THE EXERCISE: Copy out the records in full, word for word, without pictures.

· · · · · · ·

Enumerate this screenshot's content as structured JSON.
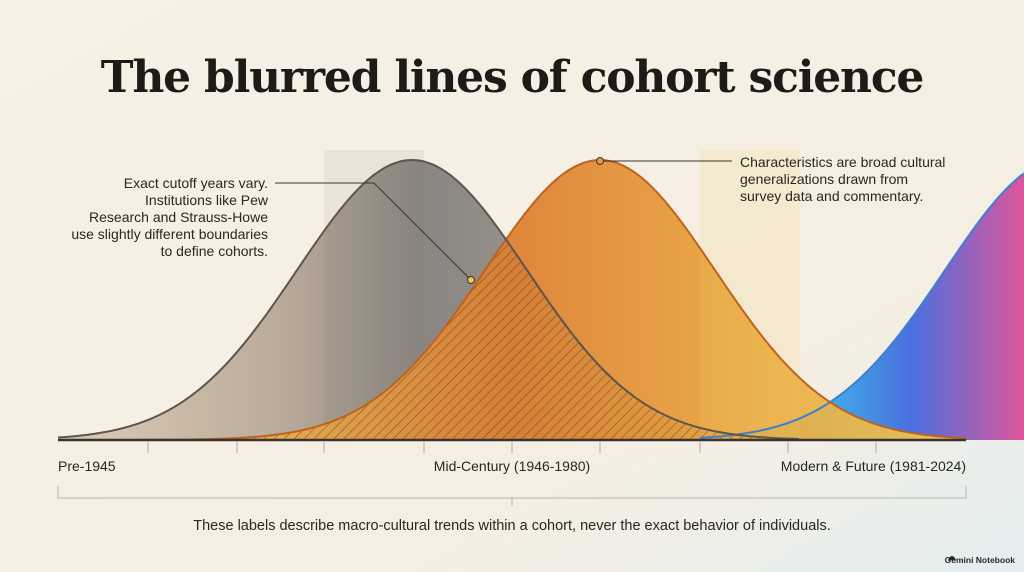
{
  "title": "The blurred lines of cohort science",
  "annotations": {
    "left": [
      "Exact cutoff years vary.",
      "Institutions like Pew",
      "Research and Strauss-Howe",
      "use slightly different boundaries",
      "to define cohorts."
    ],
    "right": [
      "Characteristics are broad cultural",
      "generalizations drawn from",
      "survey data and commentary."
    ]
  },
  "axis": {
    "labels": [
      "Pre-1945",
      "Mid-Century (1946-1980)",
      "Modern & Future (1981-2024)"
    ]
  },
  "footnote": "These labels describe macro-cultural trends within a cohort, never the exact behavior of individuals.",
  "brand": "Gemini Notebook"
}
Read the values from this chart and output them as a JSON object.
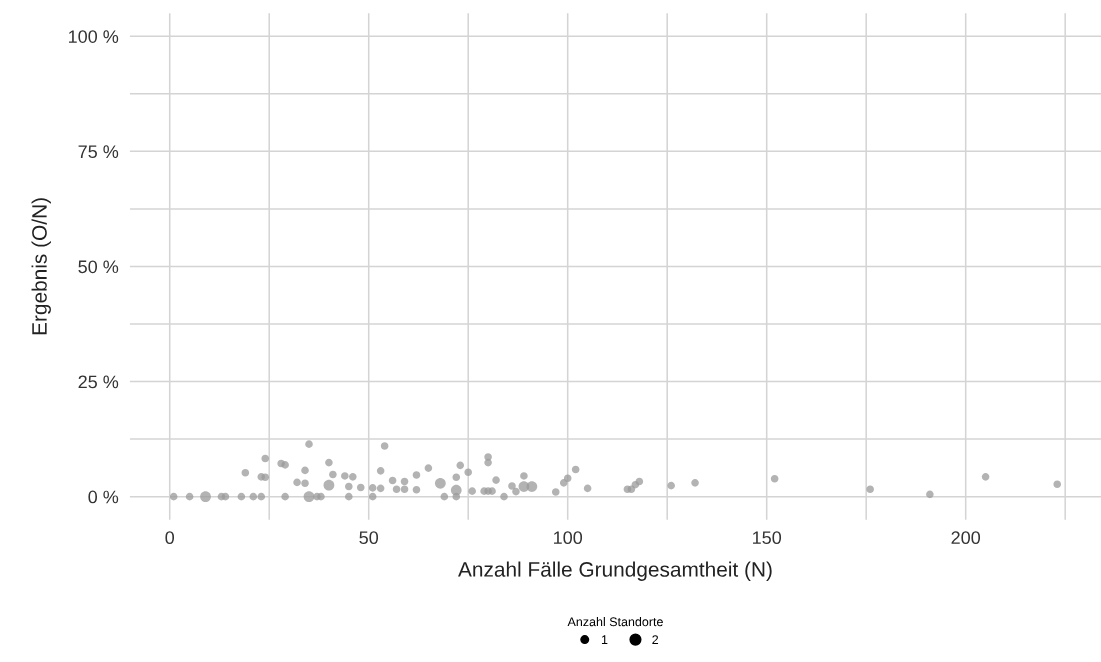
{
  "chart_data": {
    "type": "bubble",
    "xlabel": "Anzahl Fälle Grundgesamtheit (N)",
    "ylabel": "Ergebnis (O/N)",
    "legend_title": "Anzahl Standorte",
    "grid": true,
    "marker": "circle",
    "xlim": [
      -10,
      234
    ],
    "xticks": [
      0,
      {
        "value": 25,
        "label": null
      },
      50,
      {
        "value": 75,
        "label": null
      },
      100,
      {
        "value": 125,
        "label": null
      },
      150,
      {
        "value": 175,
        "label": null
      },
      200,
      {
        "value": 225,
        "label": null
      }
    ],
    "ylim": [
      -5,
      105
    ],
    "yticks": [
      {
        "value": 0,
        "label": "0 %"
      },
      {
        "value": 12.5,
        "label": null
      },
      {
        "value": 25,
        "label": "25 %"
      },
      {
        "value": 37.5,
        "label": null
      },
      {
        "value": 50,
        "label": "50 %"
      },
      {
        "value": 62.5,
        "label": null
      },
      {
        "value": 75,
        "label": "75 %"
      },
      {
        "value": 87.5,
        "label": null
      },
      {
        "value": 100,
        "label": "100 %"
      }
    ],
    "size_legend": [
      1,
      2
    ],
    "series": [
      {
        "color": "#999999",
        "x": [
          1,
          5,
          9,
          13,
          14,
          18,
          21,
          23,
          19,
          24,
          23,
          24,
          28,
          29,
          29,
          32,
          34,
          34,
          35,
          35,
          37,
          38,
          40,
          40,
          41,
          44,
          45,
          45,
          46,
          48,
          51,
          51,
          53,
          53,
          54,
          56,
          57,
          59,
          59,
          62,
          62,
          65,
          68,
          69,
          72,
          72,
          72,
          73,
          75,
          76,
          79,
          80,
          81,
          80,
          80,
          82,
          84,
          86,
          87,
          89,
          89,
          91,
          97,
          99,
          100,
          102,
          105,
          115,
          116,
          117,
          118,
          126,
          132,
          152,
          176,
          191,
          205,
          223
        ],
        "values": [
          0,
          0,
          0,
          0,
          0,
          0,
          0,
          0,
          5.2,
          8.3,
          4.3,
          4.2,
          7.2,
          6.9,
          0,
          3.1,
          5.7,
          2.9,
          11.4,
          0,
          0,
          0,
          7.4,
          2.5,
          4.8,
          4.5,
          2.2,
          0,
          4.3,
          2.0,
          1.9,
          0,
          5.6,
          1.8,
          11.0,
          3.5,
          1.6,
          3.3,
          1.6,
          4.7,
          1.5,
          6.2,
          2.9,
          0,
          1.4,
          4.2,
          0,
          6.8,
          5.3,
          1.2,
          1.2,
          1.2,
          1.2,
          8.6,
          7.4,
          3.6,
          0,
          2.3,
          1.1,
          4.5,
          2.2,
          2.2,
          1.0,
          3.0,
          4.0,
          5.9,
          1.8,
          1.6,
          1.6,
          2.6,
          3.3,
          2.4,
          3.0,
          3.9,
          1.6,
          0.5,
          4.3,
          2.7
        ],
        "sizes": [
          1,
          1,
          2,
          1,
          1,
          1,
          1,
          1,
          1,
          1,
          1,
          1,
          1,
          1,
          1,
          1,
          1,
          1,
          1,
          2,
          1,
          1,
          1,
          2,
          1,
          1,
          1,
          1,
          1,
          1,
          1,
          1,
          1,
          1,
          1,
          1,
          1,
          1,
          1,
          1,
          1,
          1,
          2,
          1,
          2,
          1,
          1,
          1,
          1,
          1,
          1,
          1,
          1,
          1,
          1,
          1,
          1,
          1,
          1,
          1,
          2,
          2,
          1,
          1,
          1,
          1,
          1,
          1,
          1,
          1,
          1,
          1,
          1,
          1,
          1,
          1,
          1,
          1
        ]
      }
    ]
  }
}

· · · · · · ·

EXPECTED ANSWER:
Enumerate this screenshot's content as structured JSON.
{
  "title": "The blurred lines of cohort science",
  "annotations": {
    "left": [
      "Exact cutoff years vary.",
      "Institutions like Pew",
      "Research and Strauss-Howe",
      "use slightly different boundaries",
      "to define cohorts."
    ],
    "right": [
      "Characteristics are broad cultural",
      "generalizations drawn from",
      "survey data and commentary."
    ]
  },
  "axis": {
    "labels": [
      "Pre-1945",
      "Mid-Century (1946-1980)",
      "Modern & Future (1981-2024)"
    ]
  },
  "footnote": "These labels describe macro-cultural trends within a cohort, never the exact behavior of individuals.",
  "brand": "Gemini Notebook"
}
Read the values from this chart and output them as a JSON object.
{
  "chart_data": {
    "type": "bubble",
    "xlabel": "Anzahl Fälle Grundgesamtheit (N)",
    "ylabel": "Ergebnis (O/N)",
    "legend_title": "Anzahl Standorte",
    "grid": true,
    "marker": "circle",
    "xlim": [
      -10,
      234
    ],
    "xticks": [
      0,
      {
        "value": 25,
        "label": null
      },
      50,
      {
        "value": 75,
        "label": null
      },
      100,
      {
        "value": 125,
        "label": null
      },
      150,
      {
        "value": 175,
        "label": null
      },
      200,
      {
        "value": 225,
        "label": null
      }
    ],
    "ylim": [
      -5,
      105
    ],
    "yticks": [
      {
        "value": 0,
        "label": "0 %"
      },
      {
        "value": 12.5,
        "label": null
      },
      {
        "value": 25,
        "label": "25 %"
      },
      {
        "value": 37.5,
        "label": null
      },
      {
        "value": 50,
        "label": "50 %"
      },
      {
        "value": 62.5,
        "label": null
      },
      {
        "value": 75,
        "label": "75 %"
      },
      {
        "value": 87.5,
        "label": null
      },
      {
        "value": 100,
        "label": "100 %"
      }
    ],
    "size_legend": [
      1,
      2
    ],
    "series": [
      {
        "color": "#999999",
        "x": [
          1,
          5,
          9,
          13,
          14,
          18,
          21,
          23,
          19,
          24,
          23,
          24,
          28,
          29,
          29,
          32,
          34,
          34,
          35,
          35,
          37,
          38,
          40,
          40,
          41,
          44,
          45,
          45,
          46,
          48,
          51,
          51,
          53,
          53,
          54,
          56,
          57,
          59,
          59,
          62,
          62,
          65,
          68,
          69,
          72,
          72,
          72,
          73,
          75,
          76,
          79,
          80,
          81,
          80,
          80,
          82,
          84,
          86,
          87,
          89,
          89,
          91,
          97,
          99,
          100,
          102,
          105,
          115,
          116,
          117,
          118,
          126,
          132,
          152,
          176,
          191,
          205,
          223
        ],
        "values": [
          0,
          0,
          0,
          0,
          0,
          0,
          0,
          0,
          5.2,
          8.3,
          4.3,
          4.2,
          7.2,
          6.9,
          0,
          3.1,
          5.7,
          2.9,
          11.4,
          0,
          0,
          0,
          7.4,
          2.5,
          4.8,
          4.5,
          2.2,
          0,
          4.3,
          2.0,
          1.9,
          0,
          5.6,
          1.8,
          11.0,
          3.5,
          1.6,
          3.3,
          1.6,
          4.7,
          1.5,
          6.2,
          2.9,
          0,
          1.4,
          4.2,
          0,
          6.8,
          5.3,
          1.2,
          1.2,
          1.2,
          1.2,
          8.6,
          7.4,
          3.6,
          0,
          2.3,
          1.1,
          4.5,
          2.2,
          2.2,
          1.0,
          3.0,
          4.0,
          5.9,
          1.8,
          1.6,
          1.6,
          2.6,
          3.3,
          2.4,
          3.0,
          3.9,
          1.6,
          0.5,
          4.3,
          2.7
        ],
        "sizes": [
          1,
          1,
          2,
          1,
          1,
          1,
          1,
          1,
          1,
          1,
          1,
          1,
          1,
          1,
          1,
          1,
          1,
          1,
          1,
          2,
          1,
          1,
          1,
          2,
          1,
          1,
          1,
          1,
          1,
          1,
          1,
          1,
          1,
          1,
          1,
          1,
          1,
          1,
          1,
          1,
          1,
          1,
          2,
          1,
          2,
          1,
          1,
          1,
          1,
          1,
          1,
          1,
          1,
          1,
          1,
          1,
          1,
          1,
          1,
          1,
          2,
          2,
          1,
          1,
          1,
          1,
          1,
          1,
          1,
          1,
          1,
          1,
          1,
          1,
          1,
          1,
          1,
          1
        ]
      }
    ]
  }
}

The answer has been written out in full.